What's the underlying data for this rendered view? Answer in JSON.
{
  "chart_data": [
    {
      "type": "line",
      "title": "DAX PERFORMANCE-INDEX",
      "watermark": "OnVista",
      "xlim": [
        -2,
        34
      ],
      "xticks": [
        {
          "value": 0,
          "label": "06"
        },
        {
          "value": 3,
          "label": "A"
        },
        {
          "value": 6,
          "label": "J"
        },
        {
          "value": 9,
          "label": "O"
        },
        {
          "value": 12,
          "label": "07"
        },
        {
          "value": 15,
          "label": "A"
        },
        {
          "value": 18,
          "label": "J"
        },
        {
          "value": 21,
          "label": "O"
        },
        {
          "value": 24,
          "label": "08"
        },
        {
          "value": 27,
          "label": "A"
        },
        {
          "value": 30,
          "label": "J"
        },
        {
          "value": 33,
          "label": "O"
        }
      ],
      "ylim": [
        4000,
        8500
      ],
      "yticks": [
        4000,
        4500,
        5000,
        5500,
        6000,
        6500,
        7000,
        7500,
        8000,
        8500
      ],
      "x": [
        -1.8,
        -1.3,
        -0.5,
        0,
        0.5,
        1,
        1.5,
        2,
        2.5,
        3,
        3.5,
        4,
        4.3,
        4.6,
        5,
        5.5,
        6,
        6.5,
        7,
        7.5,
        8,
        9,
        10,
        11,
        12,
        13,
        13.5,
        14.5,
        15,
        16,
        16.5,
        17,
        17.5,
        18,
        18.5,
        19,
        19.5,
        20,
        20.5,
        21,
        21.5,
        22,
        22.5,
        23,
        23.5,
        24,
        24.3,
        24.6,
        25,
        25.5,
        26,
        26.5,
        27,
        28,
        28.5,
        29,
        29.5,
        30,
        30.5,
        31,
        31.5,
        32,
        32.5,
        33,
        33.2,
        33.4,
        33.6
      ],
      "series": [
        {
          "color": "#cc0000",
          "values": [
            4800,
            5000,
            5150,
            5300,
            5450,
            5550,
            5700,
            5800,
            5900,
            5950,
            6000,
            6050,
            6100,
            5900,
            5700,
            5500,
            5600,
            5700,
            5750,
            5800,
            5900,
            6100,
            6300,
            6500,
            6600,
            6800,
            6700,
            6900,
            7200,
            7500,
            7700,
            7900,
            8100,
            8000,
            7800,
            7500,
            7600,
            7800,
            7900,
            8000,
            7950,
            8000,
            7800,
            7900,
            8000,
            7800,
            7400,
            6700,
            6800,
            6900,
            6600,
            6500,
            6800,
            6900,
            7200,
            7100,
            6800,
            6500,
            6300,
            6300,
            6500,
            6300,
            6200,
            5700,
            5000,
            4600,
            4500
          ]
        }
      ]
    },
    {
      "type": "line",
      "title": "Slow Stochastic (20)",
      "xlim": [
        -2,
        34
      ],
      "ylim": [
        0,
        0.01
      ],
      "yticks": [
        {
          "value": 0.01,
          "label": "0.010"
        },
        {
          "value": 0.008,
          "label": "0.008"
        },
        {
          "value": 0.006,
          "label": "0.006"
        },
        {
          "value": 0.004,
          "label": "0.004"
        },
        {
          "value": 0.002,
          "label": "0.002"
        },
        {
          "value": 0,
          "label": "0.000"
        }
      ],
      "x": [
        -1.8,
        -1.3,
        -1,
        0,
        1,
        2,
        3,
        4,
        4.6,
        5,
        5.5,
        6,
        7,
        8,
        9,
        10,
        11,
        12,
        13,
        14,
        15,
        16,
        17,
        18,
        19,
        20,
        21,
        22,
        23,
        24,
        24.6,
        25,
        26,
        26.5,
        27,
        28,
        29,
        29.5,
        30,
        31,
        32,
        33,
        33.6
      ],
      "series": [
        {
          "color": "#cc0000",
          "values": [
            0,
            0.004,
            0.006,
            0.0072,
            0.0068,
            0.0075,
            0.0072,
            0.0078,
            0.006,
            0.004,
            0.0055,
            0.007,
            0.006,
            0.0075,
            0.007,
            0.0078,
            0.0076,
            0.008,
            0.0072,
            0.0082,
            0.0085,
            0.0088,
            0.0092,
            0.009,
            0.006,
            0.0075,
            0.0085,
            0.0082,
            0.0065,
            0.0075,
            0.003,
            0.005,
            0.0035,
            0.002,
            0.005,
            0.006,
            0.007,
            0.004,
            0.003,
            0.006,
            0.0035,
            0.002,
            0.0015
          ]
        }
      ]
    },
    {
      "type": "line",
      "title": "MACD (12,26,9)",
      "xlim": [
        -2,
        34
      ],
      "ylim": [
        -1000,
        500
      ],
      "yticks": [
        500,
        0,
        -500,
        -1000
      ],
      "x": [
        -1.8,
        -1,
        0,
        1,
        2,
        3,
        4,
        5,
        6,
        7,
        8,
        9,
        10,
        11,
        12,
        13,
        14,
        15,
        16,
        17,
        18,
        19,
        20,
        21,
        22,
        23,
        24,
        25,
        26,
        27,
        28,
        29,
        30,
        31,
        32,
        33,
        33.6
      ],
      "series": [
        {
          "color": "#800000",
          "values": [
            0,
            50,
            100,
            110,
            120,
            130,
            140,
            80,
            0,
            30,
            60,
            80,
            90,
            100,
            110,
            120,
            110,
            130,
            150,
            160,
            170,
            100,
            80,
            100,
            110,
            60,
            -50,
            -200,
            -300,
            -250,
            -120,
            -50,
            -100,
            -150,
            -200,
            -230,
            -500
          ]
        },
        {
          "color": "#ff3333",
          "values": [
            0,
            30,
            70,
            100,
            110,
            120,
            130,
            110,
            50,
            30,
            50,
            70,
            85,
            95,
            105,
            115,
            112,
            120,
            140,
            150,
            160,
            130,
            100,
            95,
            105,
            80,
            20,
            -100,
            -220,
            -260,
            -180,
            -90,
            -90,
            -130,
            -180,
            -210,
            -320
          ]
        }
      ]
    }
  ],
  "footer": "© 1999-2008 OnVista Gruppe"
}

== == ==

SET EXERCISE →
Please repeat all the records above exactly as they appear.

OUTPUT FOR THIS EXERCISE →
What's the underlying data for this rendered view? Answer in JSON.
{
  "chart_data": [
    {
      "type": "line",
      "title": "DAX PERFORMANCE-INDEX",
      "watermark": "OnVista",
      "xlim": [
        -2,
        34
      ],
      "xticks": [
        {
          "value": 0,
          "label": "06"
        },
        {
          "value": 3,
          "label": "A"
        },
        {
          "value": 6,
          "label": "J"
        },
        {
          "value": 9,
          "label": "O"
        },
        {
          "value": 12,
          "label": "07"
        },
        {
          "value": 15,
          "label": "A"
        },
        {
          "value": 18,
          "label": "J"
        },
        {
          "value": 21,
          "label": "O"
        },
        {
          "value": 24,
          "label": "08"
        },
        {
          "value": 27,
          "label": "A"
        },
        {
          "value": 30,
          "label": "J"
        },
        {
          "value": 33,
          "label": "O"
        }
      ],
      "ylim": [
        4000,
        8500
      ],
      "yticks": [
        4000,
        4500,
        5000,
        5500,
        6000,
        6500,
        7000,
        7500,
        8000,
        8500
      ],
      "x": [
        -1.8,
        -1.3,
        -0.5,
        0,
        0.5,
        1,
        1.5,
        2,
        2.5,
        3,
        3.5,
        4,
        4.3,
        4.6,
        5,
        5.5,
        6,
        6.5,
        7,
        7.5,
        8,
        9,
        10,
        11,
        12,
        13,
        13.5,
        14.5,
        15,
        16,
        16.5,
        17,
        17.5,
        18,
        18.5,
        19,
        19.5,
        20,
        20.5,
        21,
        21.5,
        22,
        22.5,
        23,
        23.5,
        24,
        24.3,
        24.6,
        25,
        25.5,
        26,
        26.5,
        27,
        28,
        28.5,
        29,
        29.5,
        30,
        30.5,
        31,
        31.5,
        32,
        32.5,
        33,
        33.2,
        33.4,
        33.6
      ],
      "series": [
        {
          "color": "#cc0000",
          "values": [
            4800,
            5000,
            5150,
            5300,
            5450,
            5550,
            5700,
            5800,
            5900,
            5950,
            6000,
            6050,
            6100,
            5900,
            5700,
            5500,
            5600,
            5700,
            5750,
            5800,
            5900,
            6100,
            6300,
            6500,
            6600,
            6800,
            6700,
            6900,
            7200,
            7500,
            7700,
            7900,
            8100,
            8000,
            7800,
            7500,
            7600,
            7800,
            7900,
            8000,
            7950,
            8000,
            7800,
            7900,
            8000,
            7800,
            7400,
            6700,
            6800,
            6900,
            6600,
            6500,
            6800,
            6900,
            7200,
            7100,
            6800,
            6500,
            6300,
            6300,
            6500,
            6300,
            6200,
            5700,
            5000,
            4600,
            4500
          ]
        }
      ]
    },
    {
      "type": "line",
      "title": "Slow Stochastic (20)",
      "xlim": [
        -2,
        34
      ],
      "ylim": [
        0,
        0.01
      ],
      "yticks": [
        {
          "value": 0.01,
          "label": "0.010"
        },
        {
          "value": 0.008,
          "label": "0.008"
        },
        {
          "value": 0.006,
          "label": "0.006"
        },
        {
          "value": 0.004,
          "label": "0.004"
        },
        {
          "value": 0.002,
          "label": "0.002"
        },
        {
          "value": 0,
          "label": "0.000"
        }
      ],
      "x": [
        -1.8,
        -1.3,
        -1,
        0,
        1,
        2,
        3,
        4,
        4.6,
        5,
        5.5,
        6,
        7,
        8,
        9,
        10,
        11,
        12,
        13,
        14,
        15,
        16,
        17,
        18,
        19,
        20,
        21,
        22,
        23,
        24,
        24.6,
        25,
        26,
        26.5,
        27,
        28,
        29,
        29.5,
        30,
        31,
        32,
        33,
        33.6
      ],
      "series": [
        {
          "color": "#cc0000",
          "values": [
            0,
            0.004,
            0.006,
            0.0072,
            0.0068,
            0.0075,
            0.0072,
            0.0078,
            0.006,
            0.004,
            0.0055,
            0.007,
            0.006,
            0.0075,
            0.007,
            0.0078,
            0.0076,
            0.008,
            0.0072,
            0.0082,
            0.0085,
            0.0088,
            0.0092,
            0.009,
            0.006,
            0.0075,
            0.0085,
            0.0082,
            0.0065,
            0.0075,
            0.003,
            0.005,
            0.0035,
            0.002,
            0.005,
            0.006,
            0.007,
            0.004,
            0.003,
            0.006,
            0.0035,
            0.002,
            0.0015
          ]
        }
      ]
    },
    {
      "type": "line",
      "title": "MACD (12,26,9)",
      "xlim": [
        -2,
        34
      ],
      "ylim": [
        -1000,
        500
      ],
      "yticks": [
        500,
        0,
        -500,
        -1000
      ],
      "x": [
        -1.8,
        -1,
        0,
        1,
        2,
        3,
        4,
        5,
        6,
        7,
        8,
        9,
        10,
        11,
        12,
        13,
        14,
        15,
        16,
        17,
        18,
        19,
        20,
        21,
        22,
        23,
        24,
        25,
        26,
        27,
        28,
        29,
        30,
        31,
        32,
        33,
        33.6
      ],
      "series": [
        {
          "color": "#800000",
          "values": [
            0,
            50,
            100,
            110,
            120,
            130,
            140,
            80,
            0,
            30,
            60,
            80,
            90,
            100,
            110,
            120,
            110,
            130,
            150,
            160,
            170,
            100,
            80,
            100,
            110,
            60,
            -50,
            -200,
            -300,
            -250,
            -120,
            -50,
            -100,
            -150,
            -200,
            -230,
            -500
          ]
        },
        {
          "color": "#ff3333",
          "values": [
            0,
            30,
            70,
            100,
            110,
            120,
            130,
            110,
            50,
            30,
            50,
            70,
            85,
            95,
            105,
            115,
            112,
            120,
            140,
            150,
            160,
            130,
            100,
            95,
            105,
            80,
            20,
            -100,
            -220,
            -260,
            -180,
            -90,
            -90,
            -130,
            -180,
            -210,
            -320
          ]
        }
      ]
    }
  ],
  "footer": "© 1999-2008 OnVista Gruppe"
}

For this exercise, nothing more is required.